(STATED PROBLEM)
Repeat, exactly and in full, the lines of the listing below, but without any pictures.

(DATA LINES)
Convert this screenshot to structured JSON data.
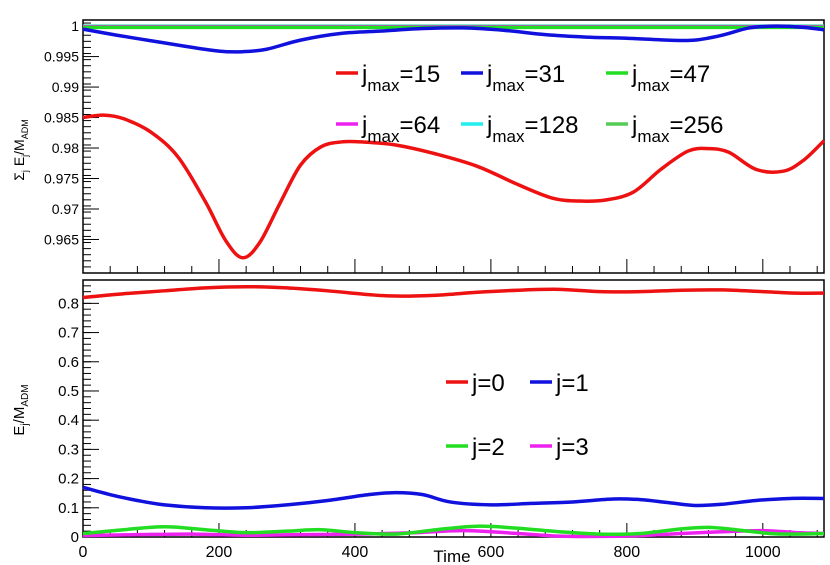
{
  "chart_data": [
    {
      "type": "line",
      "title": "",
      "ylabel_main": "Σ",
      "ylabel_sub": "j",
      "ylabel_rest": " E",
      "ylabel_rest_sub": "j",
      "ylabel_slash": "/M",
      "ylabel_tail_sub": "ADM",
      "xlabel": "",
      "xlim": [
        0,
        1090
      ],
      "ylim": [
        0.9595,
        1.001
      ],
      "yticks": [
        0.965,
        0.97,
        0.975,
        0.98,
        0.985,
        0.99,
        0.995,
        1
      ],
      "ytick_labels": [
        "0.965",
        "0.97",
        "0.975",
        "0.98",
        "0.985",
        "0.99",
        "0.995",
        "1"
      ],
      "legend_position": "upper-right",
      "series": [
        {
          "name_main": "j",
          "name_sub": "max",
          "name_tail": "=15",
          "color": "#ee1111",
          "x": [
            0,
            30,
            60,
            100,
            140,
            180,
            210,
            235,
            260,
            290,
            320,
            350,
            380,
            410,
            460,
            520,
            580,
            640,
            690,
            730,
            770,
            810,
            850,
            890,
            920,
            950,
            990,
            1030,
            1060,
            1090
          ],
          "y": [
            0.985,
            0.9854,
            0.9848,
            0.9826,
            0.9785,
            0.9712,
            0.9648,
            0.962,
            0.9645,
            0.971,
            0.9772,
            0.9802,
            0.981,
            0.981,
            0.9805,
            0.979,
            0.977,
            0.974,
            0.9718,
            0.9713,
            0.9715,
            0.9728,
            0.9765,
            0.9795,
            0.9799,
            0.9793,
            0.9765,
            0.9762,
            0.978,
            0.9812
          ]
        },
        {
          "name_main": "j",
          "name_sub": "max",
          "name_tail": "=31",
          "color": "#1111dd",
          "x": [
            0,
            50,
            100,
            150,
            200,
            235,
            270,
            320,
            380,
            440,
            500,
            560,
            620,
            680,
            740,
            800,
            860,
            900,
            940,
            980,
            1020,
            1060,
            1090
          ],
          "y": [
            0.9995,
            0.9985,
            0.9976,
            0.9967,
            0.9959,
            0.9958,
            0.9962,
            0.9977,
            0.9988,
            0.9992,
            0.9996,
            0.9997,
            0.9993,
            0.9986,
            0.9982,
            0.998,
            0.9977,
            0.9977,
            0.9985,
            0.9997,
            1.0,
            0.9998,
            0.9994
          ]
        },
        {
          "name_main": "j",
          "name_sub": "max",
          "name_tail": "=47",
          "color": "#22dd22",
          "x": [
            0,
            1090
          ],
          "y": [
            0.9998,
            0.9998
          ]
        },
        {
          "name_main": "j",
          "name_sub": "max",
          "name_tail": "=64",
          "color": "#ee22ee",
          "x": [
            0,
            1090
          ],
          "y": [
            0.9999,
            0.9999
          ]
        },
        {
          "name_main": "j",
          "name_sub": "max",
          "name_tail": "=128",
          "color": "#22eeee",
          "x": [
            0,
            1090
          ],
          "y": [
            0.99995,
            0.99995
          ]
        },
        {
          "name_main": "j",
          "name_sub": "max",
          "name_tail": "=256",
          "color": "#55cc55",
          "x": [
            0,
            1090
          ],
          "y": [
            1.0,
            1.0
          ]
        }
      ]
    },
    {
      "type": "line",
      "title": "",
      "ylabel_main": "E",
      "ylabel_sub": "j",
      "ylabel_slash": "/M",
      "ylabel_tail_sub": "ADM",
      "xlabel": "Time",
      "xlim": [
        0,
        1090
      ],
      "ylim": [
        0,
        0.88
      ],
      "xticks": [
        0,
        200,
        400,
        600,
        800,
        1000
      ],
      "xtick_labels": [
        "0",
        "200",
        "400",
        "600",
        "800",
        "1000"
      ],
      "yticks": [
        0,
        0.1,
        0.2,
        0.3,
        0.4,
        0.5,
        0.6,
        0.7,
        0.8
      ],
      "ytick_labels": [
        "0",
        "0.1",
        "0.2",
        "0.3",
        "0.4",
        "0.5",
        "0.6",
        "0.7",
        "0.8"
      ],
      "legend_position": "center-right",
      "series": [
        {
          "name": "j=0",
          "color": "#ee1111",
          "x": [
            0,
            60,
            120,
            180,
            240,
            300,
            360,
            420,
            460,
            520,
            580,
            640,
            700,
            760,
            820,
            880,
            940,
            1000,
            1050,
            1090
          ],
          "y": [
            0.82,
            0.833,
            0.843,
            0.853,
            0.857,
            0.853,
            0.843,
            0.83,
            0.825,
            0.828,
            0.838,
            0.845,
            0.848,
            0.84,
            0.84,
            0.845,
            0.846,
            0.84,
            0.835,
            0.835
          ]
        },
        {
          "name": "j=1",
          "color": "#1111dd",
          "x": [
            0,
            40,
            80,
            120,
            180,
            240,
            300,
            360,
            420,
            460,
            500,
            540,
            600,
            660,
            720,
            780,
            820,
            860,
            900,
            940,
            990,
            1040,
            1090
          ],
          "y": [
            0.17,
            0.145,
            0.125,
            0.11,
            0.1,
            0.1,
            0.11,
            0.125,
            0.145,
            0.152,
            0.145,
            0.12,
            0.11,
            0.115,
            0.12,
            0.13,
            0.128,
            0.118,
            0.108,
            0.112,
            0.125,
            0.132,
            0.132
          ]
        },
        {
          "name": "j=2",
          "color": "#22dd22",
          "x": [
            0,
            60,
            120,
            180,
            240,
            300,
            350,
            400,
            460,
            520,
            580,
            640,
            700,
            760,
            820,
            880,
            920,
            960,
            1010,
            1050,
            1090
          ],
          "y": [
            0.012,
            0.025,
            0.035,
            0.025,
            0.015,
            0.02,
            0.025,
            0.015,
            0.01,
            0.025,
            0.037,
            0.03,
            0.018,
            0.01,
            0.012,
            0.028,
            0.033,
            0.025,
            0.012,
            0.01,
            0.012
          ]
        },
        {
          "name": "j=3",
          "color": "#ee22ee",
          "x": [
            0,
            80,
            160,
            240,
            320,
            400,
            480,
            560,
            640,
            700,
            760,
            820,
            880,
            940,
            1000,
            1050,
            1090
          ],
          "y": [
            0.005,
            0.008,
            0.01,
            0.006,
            0.008,
            0.01,
            0.014,
            0.022,
            0.012,
            0.003,
            0.002,
            0.005,
            0.012,
            0.018,
            0.022,
            0.015,
            0.012
          ]
        }
      ]
    }
  ]
}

(OUTPUT FOR THIS TASK)
Convert this screenshot to structured JSON data.
{
  "chart_data": [
    {
      "type": "line",
      "title": "",
      "ylabel_main": "Σ",
      "ylabel_sub": "j",
      "ylabel_rest": " E",
      "ylabel_rest_sub": "j",
      "ylabel_slash": "/M",
      "ylabel_tail_sub": "ADM",
      "xlabel": "",
      "xlim": [
        0,
        1090
      ],
      "ylim": [
        0.9595,
        1.001
      ],
      "yticks": [
        0.965,
        0.97,
        0.975,
        0.98,
        0.985,
        0.99,
        0.995,
        1
      ],
      "ytick_labels": [
        "0.965",
        "0.97",
        "0.975",
        "0.98",
        "0.985",
        "0.99",
        "0.995",
        "1"
      ],
      "legend_position": "upper-right",
      "series": [
        {
          "name_main": "j",
          "name_sub": "max",
          "name_tail": "=15",
          "color": "#ee1111",
          "x": [
            0,
            30,
            60,
            100,
            140,
            180,
            210,
            235,
            260,
            290,
            320,
            350,
            380,
            410,
            460,
            520,
            580,
            640,
            690,
            730,
            770,
            810,
            850,
            890,
            920,
            950,
            990,
            1030,
            1060,
            1090
          ],
          "y": [
            0.985,
            0.9854,
            0.9848,
            0.9826,
            0.9785,
            0.9712,
            0.9648,
            0.962,
            0.9645,
            0.971,
            0.9772,
            0.9802,
            0.981,
            0.981,
            0.9805,
            0.979,
            0.977,
            0.974,
            0.9718,
            0.9713,
            0.9715,
            0.9728,
            0.9765,
            0.9795,
            0.9799,
            0.9793,
            0.9765,
            0.9762,
            0.978,
            0.9812
          ]
        },
        {
          "name_main": "j",
          "name_sub": "max",
          "name_tail": "=31",
          "color": "#1111dd",
          "x": [
            0,
            50,
            100,
            150,
            200,
            235,
            270,
            320,
            380,
            440,
            500,
            560,
            620,
            680,
            740,
            800,
            860,
            900,
            940,
            980,
            1020,
            1060,
            1090
          ],
          "y": [
            0.9995,
            0.9985,
            0.9976,
            0.9967,
            0.9959,
            0.9958,
            0.9962,
            0.9977,
            0.9988,
            0.9992,
            0.9996,
            0.9997,
            0.9993,
            0.9986,
            0.9982,
            0.998,
            0.9977,
            0.9977,
            0.9985,
            0.9997,
            1.0,
            0.9998,
            0.9994
          ]
        },
        {
          "name_main": "j",
          "name_sub": "max",
          "name_tail": "=47",
          "color": "#22dd22",
          "x": [
            0,
            1090
          ],
          "y": [
            0.9998,
            0.9998
          ]
        },
        {
          "name_main": "j",
          "name_sub": "max",
          "name_tail": "=64",
          "color": "#ee22ee",
          "x": [
            0,
            1090
          ],
          "y": [
            0.9999,
            0.9999
          ]
        },
        {
          "name_main": "j",
          "name_sub": "max",
          "name_tail": "=128",
          "color": "#22eeee",
          "x": [
            0,
            1090
          ],
          "y": [
            0.99995,
            0.99995
          ]
        },
        {
          "name_main": "j",
          "name_sub": "max",
          "name_tail": "=256",
          "color": "#55cc55",
          "x": [
            0,
            1090
          ],
          "y": [
            1.0,
            1.0
          ]
        }
      ]
    },
    {
      "type": "line",
      "title": "",
      "ylabel_main": "E",
      "ylabel_sub": "j",
      "ylabel_slash": "/M",
      "ylabel_tail_sub": "ADM",
      "xlabel": "Time",
      "xlim": [
        0,
        1090
      ],
      "ylim": [
        0,
        0.88
      ],
      "xticks": [
        0,
        200,
        400,
        600,
        800,
        1000
      ],
      "xtick_labels": [
        "0",
        "200",
        "400",
        "600",
        "800",
        "1000"
      ],
      "yticks": [
        0,
        0.1,
        0.2,
        0.3,
        0.4,
        0.5,
        0.6,
        0.7,
        0.8
      ],
      "ytick_labels": [
        "0",
        "0.1",
        "0.2",
        "0.3",
        "0.4",
        "0.5",
        "0.6",
        "0.7",
        "0.8"
      ],
      "legend_position": "center-right",
      "series": [
        {
          "name": "j=0",
          "color": "#ee1111",
          "x": [
            0,
            60,
            120,
            180,
            240,
            300,
            360,
            420,
            460,
            520,
            580,
            640,
            700,
            760,
            820,
            880,
            940,
            1000,
            1050,
            1090
          ],
          "y": [
            0.82,
            0.833,
            0.843,
            0.853,
            0.857,
            0.853,
            0.843,
            0.83,
            0.825,
            0.828,
            0.838,
            0.845,
            0.848,
            0.84,
            0.84,
            0.845,
            0.846,
            0.84,
            0.835,
            0.835
          ]
        },
        {
          "name": "j=1",
          "color": "#1111dd",
          "x": [
            0,
            40,
            80,
            120,
            180,
            240,
            300,
            360,
            420,
            460,
            500,
            540,
            600,
            660,
            720,
            780,
            820,
            860,
            900,
            940,
            990,
            1040,
            1090
          ],
          "y": [
            0.17,
            0.145,
            0.125,
            0.11,
            0.1,
            0.1,
            0.11,
            0.125,
            0.145,
            0.152,
            0.145,
            0.12,
            0.11,
            0.115,
            0.12,
            0.13,
            0.128,
            0.118,
            0.108,
            0.112,
            0.125,
            0.132,
            0.132
          ]
        },
        {
          "name": "j=2",
          "color": "#22dd22",
          "x": [
            0,
            60,
            120,
            180,
            240,
            300,
            350,
            400,
            460,
            520,
            580,
            640,
            700,
            760,
            820,
            880,
            920,
            960,
            1010,
            1050,
            1090
          ],
          "y": [
            0.012,
            0.025,
            0.035,
            0.025,
            0.015,
            0.02,
            0.025,
            0.015,
            0.01,
            0.025,
            0.037,
            0.03,
            0.018,
            0.01,
            0.012,
            0.028,
            0.033,
            0.025,
            0.012,
            0.01,
            0.012
          ]
        },
        {
          "name": "j=3",
          "color": "#ee22ee",
          "x": [
            0,
            80,
            160,
            240,
            320,
            400,
            480,
            560,
            640,
            700,
            760,
            820,
            880,
            940,
            1000,
            1050,
            1090
          ],
          "y": [
            0.005,
            0.008,
            0.01,
            0.006,
            0.008,
            0.01,
            0.014,
            0.022,
            0.012,
            0.003,
            0.002,
            0.005,
            0.012,
            0.018,
            0.022,
            0.015,
            0.012
          ]
        }
      ]
    }
  ]
}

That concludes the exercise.